[Start Stored data]

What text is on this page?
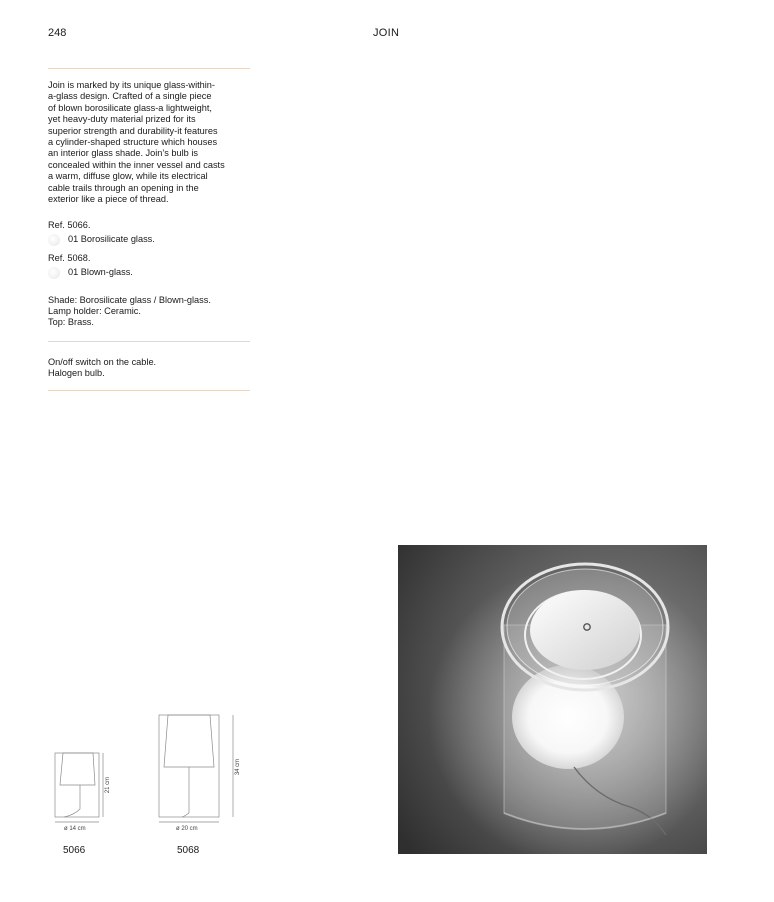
248	JOIN
Join is marked by its unique glass-within-
a-glass design. Crafted of a single piece
of blown borosilicate glass-a lightweight,
yet heavy-duty material prized for its
superior strength and durability-it features
a cylinder-shaped structure which houses
an interior glass shade. Join’s bulb is
concealed within the inner vessel and casts
a warm, diffuse glow, while its electrical
cable trails through an opening in the
exterior like a piece of thread.
Ref. 5066.
01 Borosilicate glass.
Ref. 5068.
01 Blown-glass.
Shade: Borosilicate glass / Blown-glass.
Lamp holder: Ceramic.
Top: Brass.
On/off switch on the cable.
Halogen bulb.
21 cm
ø 14 cm
34 cm
ø 20 cm
5066	5068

[End Stored data]

» **Exercise**
Your copy should hold every record word for word and none of the pictures.

» **Correct output**
What text is on this page?
248	JOIN
Join is marked by its unique glass-within-
a-glass design. Crafted of a single piece
of blown borosilicate glass-a lightweight,
yet heavy-duty material prized for its
superior strength and durability-it features
a cylinder-shaped structure which houses
an interior glass shade. Join’s bulb is
concealed within the inner vessel and casts
a warm, diffuse glow, while its electrical
cable trails through an opening in the
exterior like a piece of thread.
Ref. 5066.
01 Borosilicate glass.
Ref. 5068.
01 Blown-glass.
Shade: Borosilicate glass / Blown-glass.
Lamp holder: Ceramic.
Top: Brass.
On/off switch on the cable.
Halogen bulb.
21 cm
ø 14 cm
34 cm
ø 20 cm
5066	5068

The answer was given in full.